## DATA RECORDS

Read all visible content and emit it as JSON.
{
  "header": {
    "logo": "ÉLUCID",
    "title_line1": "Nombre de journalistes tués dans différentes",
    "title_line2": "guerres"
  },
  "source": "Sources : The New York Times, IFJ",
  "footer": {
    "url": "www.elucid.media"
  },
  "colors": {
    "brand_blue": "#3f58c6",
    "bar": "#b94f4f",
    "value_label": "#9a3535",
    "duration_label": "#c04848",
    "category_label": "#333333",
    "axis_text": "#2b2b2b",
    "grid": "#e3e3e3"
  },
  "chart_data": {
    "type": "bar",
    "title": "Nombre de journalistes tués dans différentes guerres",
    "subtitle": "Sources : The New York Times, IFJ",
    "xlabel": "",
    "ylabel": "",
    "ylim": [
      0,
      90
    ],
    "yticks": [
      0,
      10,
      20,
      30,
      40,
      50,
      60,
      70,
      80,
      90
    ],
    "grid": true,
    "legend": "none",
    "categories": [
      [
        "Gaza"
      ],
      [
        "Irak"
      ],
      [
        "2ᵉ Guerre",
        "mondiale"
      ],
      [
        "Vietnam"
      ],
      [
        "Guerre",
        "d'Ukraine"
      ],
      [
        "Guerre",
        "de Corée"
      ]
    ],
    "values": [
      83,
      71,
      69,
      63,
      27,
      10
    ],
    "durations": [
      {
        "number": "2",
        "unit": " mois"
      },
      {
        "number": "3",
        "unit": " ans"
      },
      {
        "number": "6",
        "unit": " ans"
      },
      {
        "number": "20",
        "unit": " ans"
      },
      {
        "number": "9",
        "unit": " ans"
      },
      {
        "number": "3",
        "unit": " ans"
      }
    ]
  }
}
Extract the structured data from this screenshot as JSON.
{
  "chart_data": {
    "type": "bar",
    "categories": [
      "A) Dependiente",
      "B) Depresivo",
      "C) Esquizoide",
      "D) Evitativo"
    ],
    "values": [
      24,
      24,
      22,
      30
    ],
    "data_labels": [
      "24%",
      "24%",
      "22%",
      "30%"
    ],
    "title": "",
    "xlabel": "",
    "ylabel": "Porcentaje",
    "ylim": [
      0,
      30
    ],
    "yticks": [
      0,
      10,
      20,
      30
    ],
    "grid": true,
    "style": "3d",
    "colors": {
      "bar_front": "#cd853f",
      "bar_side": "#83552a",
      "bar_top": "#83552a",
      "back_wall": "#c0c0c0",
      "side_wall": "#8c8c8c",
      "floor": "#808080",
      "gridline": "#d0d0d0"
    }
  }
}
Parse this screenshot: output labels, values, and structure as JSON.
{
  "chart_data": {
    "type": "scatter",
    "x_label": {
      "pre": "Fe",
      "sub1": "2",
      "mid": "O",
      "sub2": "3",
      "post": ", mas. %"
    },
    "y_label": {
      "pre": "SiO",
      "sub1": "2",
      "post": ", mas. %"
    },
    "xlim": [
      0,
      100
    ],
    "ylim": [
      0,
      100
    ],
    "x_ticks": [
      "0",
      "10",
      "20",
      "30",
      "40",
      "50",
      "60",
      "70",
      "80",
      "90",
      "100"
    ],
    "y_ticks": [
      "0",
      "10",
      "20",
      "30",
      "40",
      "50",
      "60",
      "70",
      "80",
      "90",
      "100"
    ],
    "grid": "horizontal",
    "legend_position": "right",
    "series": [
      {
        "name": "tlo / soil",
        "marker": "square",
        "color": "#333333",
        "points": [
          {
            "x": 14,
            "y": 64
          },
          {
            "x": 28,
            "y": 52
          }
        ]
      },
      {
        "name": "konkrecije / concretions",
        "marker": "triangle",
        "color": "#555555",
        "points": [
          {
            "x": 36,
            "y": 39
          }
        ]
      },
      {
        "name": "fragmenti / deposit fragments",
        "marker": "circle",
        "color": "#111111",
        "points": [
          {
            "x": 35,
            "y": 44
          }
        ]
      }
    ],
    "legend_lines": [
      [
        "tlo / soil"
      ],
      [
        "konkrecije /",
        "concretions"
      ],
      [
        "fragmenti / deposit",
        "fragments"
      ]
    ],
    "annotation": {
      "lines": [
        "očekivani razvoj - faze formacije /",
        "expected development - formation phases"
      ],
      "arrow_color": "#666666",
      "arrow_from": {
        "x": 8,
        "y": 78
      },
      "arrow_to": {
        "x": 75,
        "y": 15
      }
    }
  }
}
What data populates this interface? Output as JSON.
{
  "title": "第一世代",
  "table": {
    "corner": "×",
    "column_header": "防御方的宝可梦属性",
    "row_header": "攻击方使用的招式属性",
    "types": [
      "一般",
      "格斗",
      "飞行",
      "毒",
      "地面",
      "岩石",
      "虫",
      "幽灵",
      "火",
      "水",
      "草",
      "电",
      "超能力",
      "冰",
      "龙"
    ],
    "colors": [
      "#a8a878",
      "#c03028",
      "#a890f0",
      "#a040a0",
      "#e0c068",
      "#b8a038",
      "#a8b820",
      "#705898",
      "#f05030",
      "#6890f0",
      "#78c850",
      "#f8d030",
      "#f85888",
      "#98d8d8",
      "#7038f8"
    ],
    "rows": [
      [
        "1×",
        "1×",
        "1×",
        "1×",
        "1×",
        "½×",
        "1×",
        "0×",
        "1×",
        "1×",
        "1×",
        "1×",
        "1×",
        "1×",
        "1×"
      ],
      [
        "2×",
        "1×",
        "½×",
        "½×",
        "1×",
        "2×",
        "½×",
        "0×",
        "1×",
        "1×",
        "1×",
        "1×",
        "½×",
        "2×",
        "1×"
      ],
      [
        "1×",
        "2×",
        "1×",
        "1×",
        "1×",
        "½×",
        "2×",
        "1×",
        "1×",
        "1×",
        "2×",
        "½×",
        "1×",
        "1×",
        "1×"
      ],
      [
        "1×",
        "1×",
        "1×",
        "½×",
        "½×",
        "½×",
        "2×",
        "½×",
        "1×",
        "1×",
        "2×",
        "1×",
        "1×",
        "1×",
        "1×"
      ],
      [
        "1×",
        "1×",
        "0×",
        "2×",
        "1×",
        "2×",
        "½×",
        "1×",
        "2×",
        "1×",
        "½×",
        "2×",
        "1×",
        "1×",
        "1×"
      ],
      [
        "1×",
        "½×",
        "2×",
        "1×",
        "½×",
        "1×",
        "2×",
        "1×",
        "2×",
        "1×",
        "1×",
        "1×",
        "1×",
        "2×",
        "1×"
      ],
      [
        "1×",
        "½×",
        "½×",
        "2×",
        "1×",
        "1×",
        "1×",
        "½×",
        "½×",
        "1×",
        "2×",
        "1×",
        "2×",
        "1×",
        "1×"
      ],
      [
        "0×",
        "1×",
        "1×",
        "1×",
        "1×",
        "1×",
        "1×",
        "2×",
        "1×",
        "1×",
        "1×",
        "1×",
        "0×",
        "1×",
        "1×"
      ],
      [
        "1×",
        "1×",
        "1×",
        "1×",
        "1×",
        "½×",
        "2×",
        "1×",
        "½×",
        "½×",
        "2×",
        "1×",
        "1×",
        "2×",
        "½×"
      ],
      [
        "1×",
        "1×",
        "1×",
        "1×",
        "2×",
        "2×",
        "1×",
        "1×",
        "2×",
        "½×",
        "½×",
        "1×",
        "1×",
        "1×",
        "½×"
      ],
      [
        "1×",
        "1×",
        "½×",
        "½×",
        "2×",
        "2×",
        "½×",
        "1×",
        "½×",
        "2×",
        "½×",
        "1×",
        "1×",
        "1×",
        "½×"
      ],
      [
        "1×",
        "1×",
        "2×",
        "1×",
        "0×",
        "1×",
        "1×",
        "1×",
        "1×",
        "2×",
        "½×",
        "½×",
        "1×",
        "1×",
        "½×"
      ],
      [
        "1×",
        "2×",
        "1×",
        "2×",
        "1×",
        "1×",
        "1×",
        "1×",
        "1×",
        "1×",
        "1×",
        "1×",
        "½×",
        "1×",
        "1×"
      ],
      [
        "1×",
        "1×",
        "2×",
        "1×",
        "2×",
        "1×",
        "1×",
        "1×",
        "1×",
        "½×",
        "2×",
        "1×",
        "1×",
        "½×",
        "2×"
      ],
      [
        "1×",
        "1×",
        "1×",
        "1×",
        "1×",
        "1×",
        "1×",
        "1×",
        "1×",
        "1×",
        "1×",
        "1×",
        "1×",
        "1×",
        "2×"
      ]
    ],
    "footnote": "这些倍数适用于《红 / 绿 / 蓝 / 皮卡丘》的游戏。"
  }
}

## WHAT THE TASK REQUIRES
Give the count of lines in the data above that hold the string "journalistes", with no additional words.

## OUTPUT OF THE EXERCISE
2